* Start Records shown *
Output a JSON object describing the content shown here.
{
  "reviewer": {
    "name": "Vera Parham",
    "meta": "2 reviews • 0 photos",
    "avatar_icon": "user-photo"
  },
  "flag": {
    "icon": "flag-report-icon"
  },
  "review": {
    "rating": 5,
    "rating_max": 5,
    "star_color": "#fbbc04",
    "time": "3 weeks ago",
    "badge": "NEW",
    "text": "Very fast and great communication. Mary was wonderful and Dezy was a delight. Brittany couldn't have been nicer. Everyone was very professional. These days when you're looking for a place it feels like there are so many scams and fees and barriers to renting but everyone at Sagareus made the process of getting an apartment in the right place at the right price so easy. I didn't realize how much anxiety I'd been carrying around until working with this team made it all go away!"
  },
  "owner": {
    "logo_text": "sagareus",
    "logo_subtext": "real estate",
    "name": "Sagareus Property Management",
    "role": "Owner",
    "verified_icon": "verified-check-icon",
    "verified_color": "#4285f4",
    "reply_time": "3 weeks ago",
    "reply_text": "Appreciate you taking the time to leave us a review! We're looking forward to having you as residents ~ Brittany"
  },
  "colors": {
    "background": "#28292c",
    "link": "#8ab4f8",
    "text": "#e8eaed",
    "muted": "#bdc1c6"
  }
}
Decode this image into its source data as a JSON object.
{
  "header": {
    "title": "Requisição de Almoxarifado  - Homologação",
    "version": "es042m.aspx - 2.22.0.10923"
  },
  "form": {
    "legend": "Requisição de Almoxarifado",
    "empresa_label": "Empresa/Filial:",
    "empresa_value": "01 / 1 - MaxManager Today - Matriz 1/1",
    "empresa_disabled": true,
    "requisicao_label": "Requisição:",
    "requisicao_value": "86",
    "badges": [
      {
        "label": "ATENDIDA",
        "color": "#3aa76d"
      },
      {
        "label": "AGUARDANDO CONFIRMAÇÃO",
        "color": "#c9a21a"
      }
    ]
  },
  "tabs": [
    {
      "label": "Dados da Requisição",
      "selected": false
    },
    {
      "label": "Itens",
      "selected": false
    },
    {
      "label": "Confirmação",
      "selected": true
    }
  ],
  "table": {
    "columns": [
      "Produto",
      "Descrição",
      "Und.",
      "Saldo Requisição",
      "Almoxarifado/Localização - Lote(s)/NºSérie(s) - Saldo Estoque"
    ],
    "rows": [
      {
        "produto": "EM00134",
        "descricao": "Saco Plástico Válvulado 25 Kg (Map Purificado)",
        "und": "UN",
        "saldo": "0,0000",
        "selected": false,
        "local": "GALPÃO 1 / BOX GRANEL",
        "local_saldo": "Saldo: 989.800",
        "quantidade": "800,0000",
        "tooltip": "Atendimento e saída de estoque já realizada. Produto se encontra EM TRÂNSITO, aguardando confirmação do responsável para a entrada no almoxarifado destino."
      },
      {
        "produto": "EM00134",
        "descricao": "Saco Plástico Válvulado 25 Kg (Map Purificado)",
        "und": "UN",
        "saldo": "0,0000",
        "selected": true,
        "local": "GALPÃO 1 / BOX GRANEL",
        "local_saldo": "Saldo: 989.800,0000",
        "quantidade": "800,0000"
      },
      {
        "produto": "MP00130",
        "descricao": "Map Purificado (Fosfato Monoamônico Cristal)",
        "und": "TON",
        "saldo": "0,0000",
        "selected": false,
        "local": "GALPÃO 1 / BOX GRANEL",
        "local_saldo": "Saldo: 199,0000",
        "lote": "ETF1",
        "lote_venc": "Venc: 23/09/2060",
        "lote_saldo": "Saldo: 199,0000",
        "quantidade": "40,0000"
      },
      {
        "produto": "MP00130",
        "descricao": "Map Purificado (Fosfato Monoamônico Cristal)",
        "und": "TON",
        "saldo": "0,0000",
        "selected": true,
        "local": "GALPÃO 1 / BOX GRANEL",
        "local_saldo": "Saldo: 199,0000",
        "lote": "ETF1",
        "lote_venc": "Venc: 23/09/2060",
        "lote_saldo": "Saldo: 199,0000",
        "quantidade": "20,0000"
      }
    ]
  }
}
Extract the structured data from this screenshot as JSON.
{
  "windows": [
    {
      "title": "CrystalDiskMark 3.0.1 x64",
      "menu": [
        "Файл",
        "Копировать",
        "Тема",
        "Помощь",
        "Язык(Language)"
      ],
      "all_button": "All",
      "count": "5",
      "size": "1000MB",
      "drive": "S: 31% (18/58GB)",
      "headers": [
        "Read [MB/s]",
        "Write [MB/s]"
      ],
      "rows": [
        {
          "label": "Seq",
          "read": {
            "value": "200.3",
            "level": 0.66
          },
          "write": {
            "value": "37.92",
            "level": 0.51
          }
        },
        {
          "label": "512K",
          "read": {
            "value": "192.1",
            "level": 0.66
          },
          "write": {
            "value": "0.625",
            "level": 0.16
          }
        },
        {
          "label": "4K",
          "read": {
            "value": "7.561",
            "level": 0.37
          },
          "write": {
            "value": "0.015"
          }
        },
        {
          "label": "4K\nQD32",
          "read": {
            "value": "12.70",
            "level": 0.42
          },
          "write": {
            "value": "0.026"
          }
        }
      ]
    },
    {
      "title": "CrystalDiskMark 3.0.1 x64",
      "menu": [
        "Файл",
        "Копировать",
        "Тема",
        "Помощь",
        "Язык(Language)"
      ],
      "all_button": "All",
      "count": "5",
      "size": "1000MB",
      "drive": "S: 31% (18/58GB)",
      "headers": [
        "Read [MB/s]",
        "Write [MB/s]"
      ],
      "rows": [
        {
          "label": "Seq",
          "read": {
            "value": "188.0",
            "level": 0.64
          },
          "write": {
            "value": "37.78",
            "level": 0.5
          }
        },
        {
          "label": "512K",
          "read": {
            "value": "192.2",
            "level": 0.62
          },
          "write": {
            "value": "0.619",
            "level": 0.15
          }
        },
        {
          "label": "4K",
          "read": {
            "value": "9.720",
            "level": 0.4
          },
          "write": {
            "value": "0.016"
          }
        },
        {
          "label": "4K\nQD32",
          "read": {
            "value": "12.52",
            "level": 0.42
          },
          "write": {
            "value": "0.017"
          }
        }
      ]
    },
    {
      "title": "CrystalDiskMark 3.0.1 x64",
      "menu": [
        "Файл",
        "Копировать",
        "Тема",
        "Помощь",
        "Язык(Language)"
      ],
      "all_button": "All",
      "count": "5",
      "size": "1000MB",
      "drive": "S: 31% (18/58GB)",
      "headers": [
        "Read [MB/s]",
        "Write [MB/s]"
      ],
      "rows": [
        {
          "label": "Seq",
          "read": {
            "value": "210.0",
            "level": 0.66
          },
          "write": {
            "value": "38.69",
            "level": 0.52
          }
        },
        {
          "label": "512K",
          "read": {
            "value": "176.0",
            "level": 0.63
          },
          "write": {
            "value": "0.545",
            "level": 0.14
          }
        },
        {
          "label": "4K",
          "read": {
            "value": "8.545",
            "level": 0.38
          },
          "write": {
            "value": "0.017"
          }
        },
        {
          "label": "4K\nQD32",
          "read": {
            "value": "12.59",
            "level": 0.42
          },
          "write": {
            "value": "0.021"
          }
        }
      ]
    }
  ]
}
* End Records shown *
→ Problem
Every line in the data above that contains "object" needs to be copied.

→ Full output
Output a JSON object describing the content shown here.
Decode this image into its source data as a JSON object.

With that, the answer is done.